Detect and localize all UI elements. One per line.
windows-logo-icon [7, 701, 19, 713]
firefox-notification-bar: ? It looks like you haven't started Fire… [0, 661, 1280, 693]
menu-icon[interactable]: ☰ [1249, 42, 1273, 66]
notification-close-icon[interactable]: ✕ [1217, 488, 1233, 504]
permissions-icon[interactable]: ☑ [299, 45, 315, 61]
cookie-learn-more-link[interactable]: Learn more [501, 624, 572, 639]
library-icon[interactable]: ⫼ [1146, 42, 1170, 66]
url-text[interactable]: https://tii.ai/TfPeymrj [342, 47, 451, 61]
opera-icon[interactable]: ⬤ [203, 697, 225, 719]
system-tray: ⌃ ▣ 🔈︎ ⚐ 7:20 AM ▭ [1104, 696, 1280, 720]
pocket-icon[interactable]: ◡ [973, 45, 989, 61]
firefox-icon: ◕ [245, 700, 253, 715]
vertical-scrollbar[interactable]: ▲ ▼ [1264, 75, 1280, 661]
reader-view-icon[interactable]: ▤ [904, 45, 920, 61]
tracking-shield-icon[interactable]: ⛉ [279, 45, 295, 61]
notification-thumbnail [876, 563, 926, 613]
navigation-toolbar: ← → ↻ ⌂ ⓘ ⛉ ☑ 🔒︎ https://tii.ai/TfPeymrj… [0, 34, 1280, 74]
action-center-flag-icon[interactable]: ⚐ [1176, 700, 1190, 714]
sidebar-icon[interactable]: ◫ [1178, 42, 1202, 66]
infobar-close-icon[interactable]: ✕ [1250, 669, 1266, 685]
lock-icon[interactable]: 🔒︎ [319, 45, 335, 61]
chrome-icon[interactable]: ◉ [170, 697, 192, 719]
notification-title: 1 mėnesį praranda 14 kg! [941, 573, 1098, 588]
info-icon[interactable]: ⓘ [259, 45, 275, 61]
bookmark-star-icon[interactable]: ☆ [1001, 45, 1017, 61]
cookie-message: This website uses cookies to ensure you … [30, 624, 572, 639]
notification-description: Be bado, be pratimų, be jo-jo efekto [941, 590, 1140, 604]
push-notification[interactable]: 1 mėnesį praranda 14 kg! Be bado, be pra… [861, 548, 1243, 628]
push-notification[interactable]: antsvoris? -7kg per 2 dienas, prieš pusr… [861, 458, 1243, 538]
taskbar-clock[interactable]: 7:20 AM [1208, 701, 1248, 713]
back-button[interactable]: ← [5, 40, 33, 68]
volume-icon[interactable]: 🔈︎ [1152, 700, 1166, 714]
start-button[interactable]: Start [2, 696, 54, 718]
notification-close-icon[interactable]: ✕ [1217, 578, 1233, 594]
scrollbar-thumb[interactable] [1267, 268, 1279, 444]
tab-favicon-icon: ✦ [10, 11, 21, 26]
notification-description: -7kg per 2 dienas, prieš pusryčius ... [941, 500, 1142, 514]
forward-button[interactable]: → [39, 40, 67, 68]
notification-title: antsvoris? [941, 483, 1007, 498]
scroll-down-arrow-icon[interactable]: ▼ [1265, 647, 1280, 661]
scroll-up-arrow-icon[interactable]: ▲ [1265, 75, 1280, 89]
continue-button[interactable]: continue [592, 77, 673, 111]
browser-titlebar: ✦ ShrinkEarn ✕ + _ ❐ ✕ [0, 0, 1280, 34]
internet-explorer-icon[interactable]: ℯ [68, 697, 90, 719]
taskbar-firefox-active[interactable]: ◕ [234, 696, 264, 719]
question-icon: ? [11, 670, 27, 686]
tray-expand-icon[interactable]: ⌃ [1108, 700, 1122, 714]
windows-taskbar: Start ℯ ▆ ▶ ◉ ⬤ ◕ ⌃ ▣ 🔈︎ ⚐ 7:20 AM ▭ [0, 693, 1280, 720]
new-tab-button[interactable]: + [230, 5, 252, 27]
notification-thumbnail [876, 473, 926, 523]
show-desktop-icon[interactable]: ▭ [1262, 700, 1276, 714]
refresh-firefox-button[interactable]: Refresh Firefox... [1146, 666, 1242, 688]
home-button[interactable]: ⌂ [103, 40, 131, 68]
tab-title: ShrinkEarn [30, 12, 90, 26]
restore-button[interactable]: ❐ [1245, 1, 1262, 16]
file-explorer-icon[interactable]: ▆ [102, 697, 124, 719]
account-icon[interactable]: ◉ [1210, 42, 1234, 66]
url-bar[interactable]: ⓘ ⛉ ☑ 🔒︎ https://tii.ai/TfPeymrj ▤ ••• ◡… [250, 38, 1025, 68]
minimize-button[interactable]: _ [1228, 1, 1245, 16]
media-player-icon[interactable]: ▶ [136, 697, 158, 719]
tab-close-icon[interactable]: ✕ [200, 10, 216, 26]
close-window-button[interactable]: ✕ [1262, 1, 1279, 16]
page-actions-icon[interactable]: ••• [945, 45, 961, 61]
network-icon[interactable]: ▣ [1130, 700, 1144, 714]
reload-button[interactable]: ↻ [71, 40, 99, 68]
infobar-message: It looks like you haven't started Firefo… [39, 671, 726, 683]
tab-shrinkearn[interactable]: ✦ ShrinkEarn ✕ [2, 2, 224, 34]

■ **EXERCISE AIM**
Reproduce the material above in full, replacing "notification-close-icon" with "notification-dismiss-icon" everywhere it occurs and leaving everything else unchanged.

■ **SOLVED PROBLEM**
Detect and localize all UI elements. One per line.
windows-logo-icon [7, 701, 19, 713]
firefox-notification-bar: ? It looks like you haven't started Fire… [0, 661, 1280, 693]
menu-icon[interactable]: ☰ [1249, 42, 1273, 66]
notification-dismiss-icon[interactable]: ✕ [1217, 488, 1233, 504]
permissions-icon[interactable]: ☑ [299, 45, 315, 61]
cookie-learn-more-link[interactable]: Learn more [501, 624, 572, 639]
library-icon[interactable]: ⫼ [1146, 42, 1170, 66]
url-text[interactable]: https://tii.ai/TfPeymrj [342, 47, 451, 61]
opera-icon[interactable]: ⬤ [203, 697, 225, 719]
system-tray: ⌃ ▣ 🔈︎ ⚐ 7:20 AM ▭ [1104, 696, 1280, 720]
pocket-icon[interactable]: ◡ [973, 45, 989, 61]
firefox-icon: ◕ [245, 700, 253, 715]
vertical-scrollbar[interactable]: ▲ ▼ [1264, 75, 1280, 661]
reader-view-icon[interactable]: ▤ [904, 45, 920, 61]
tracking-shield-icon[interactable]: ⛉ [279, 45, 295, 61]
notification-thumbnail [876, 563, 926, 613]
navigation-toolbar: ← → ↻ ⌂ ⓘ ⛉ ☑ 🔒︎ https://tii.ai/TfPeymrj… [0, 34, 1280, 74]
action-center-flag-icon[interactable]: ⚐ [1176, 700, 1190, 714]
sidebar-icon[interactable]: ◫ [1178, 42, 1202, 66]
infobar-close-icon[interactable]: ✕ [1250, 669, 1266, 685]
lock-icon[interactable]: 🔒︎ [319, 45, 335, 61]
chrome-icon[interactable]: ◉ [170, 697, 192, 719]
notification-title: 1 mėnesį praranda 14 kg! [941, 573, 1098, 588]
info-icon[interactable]: ⓘ [259, 45, 275, 61]
bookmark-star-icon[interactable]: ☆ [1001, 45, 1017, 61]
cookie-message: This website uses cookies to ensure you … [30, 624, 572, 639]
notification-description: Be bado, be pratimų, be jo-jo efekto [941, 590, 1140, 604]
push-notification[interactable]: 1 mėnesį praranda 14 kg! Be bado, be pra… [861, 548, 1243, 628]
push-notification[interactable]: antsvoris? -7kg per 2 dienas, prieš pusr… [861, 458, 1243, 538]
taskbar-clock[interactable]: 7:20 AM [1208, 701, 1248, 713]
back-button[interactable]: ← [5, 40, 33, 68]
volume-icon[interactable]: 🔈︎ [1152, 700, 1166, 714]
start-button[interactable]: Start [2, 696, 54, 718]
notification-dismiss-icon[interactable]: ✕ [1217, 578, 1233, 594]
scrollbar-thumb[interactable] [1267, 268, 1279, 444]
tab-favicon-icon: ✦ [10, 11, 21, 26]
notification-description: -7kg per 2 dienas, prieš pusryčius ... [941, 500, 1142, 514]
forward-button[interactable]: → [39, 40, 67, 68]
notification-title: antsvoris? [941, 483, 1007, 498]
scroll-down-arrow-icon[interactable]: ▼ [1265, 647, 1280, 661]
scroll-up-arrow-icon[interactable]: ▲ [1265, 75, 1280, 89]
continue-button[interactable]: continue [592, 77, 673, 111]
browser-titlebar: ✦ ShrinkEarn ✕ + _ ❐ ✕ [0, 0, 1280, 34]
internet-explorer-icon[interactable]: ℯ [68, 697, 90, 719]
taskbar-firefox-active[interactable]: ◕ [234, 696, 264, 719]
question-icon: ? [11, 670, 27, 686]
tray-expand-icon[interactable]: ⌃ [1108, 700, 1122, 714]
windows-taskbar: Start ℯ ▆ ▶ ◉ ⬤ ◕ ⌃ ▣ 🔈︎ ⚐ 7:20 AM ▭ [0, 693, 1280, 720]
new-tab-button[interactable]: + [230, 5, 252, 27]
notification-thumbnail [876, 473, 926, 523]
show-desktop-icon[interactable]: ▭ [1262, 700, 1276, 714]
refresh-firefox-button[interactable]: Refresh Firefox... [1146, 666, 1242, 688]
home-button[interactable]: ⌂ [103, 40, 131, 68]
tab-title: ShrinkEarn [30, 12, 90, 26]
restore-button[interactable]: ❐ [1245, 1, 1262, 16]
file-explorer-icon[interactable]: ▆ [102, 697, 124, 719]
account-icon[interactable]: ◉ [1210, 42, 1234, 66]
url-bar[interactable]: ⓘ ⛉ ☑ 🔒︎ https://tii.ai/TfPeymrj ▤ ••• ◡… [250, 38, 1025, 68]
minimize-button[interactable]: _ [1228, 1, 1245, 16]
media-player-icon[interactable]: ▶ [136, 697, 158, 719]
tab-close-icon[interactable]: ✕ [200, 10, 216, 26]
close-window-button[interactable]: ✕ [1262, 1, 1279, 16]
page-actions-icon[interactable]: ••• [945, 45, 961, 61]
network-icon[interactable]: ▣ [1130, 700, 1144, 714]
reload-button[interactable]: ↻ [71, 40, 99, 68]
infobar-message: It looks like you haven't started Firefo… [39, 671, 726, 683]
tab-shrinkearn[interactable]: ✦ ShrinkEarn ✕ [2, 2, 224, 34]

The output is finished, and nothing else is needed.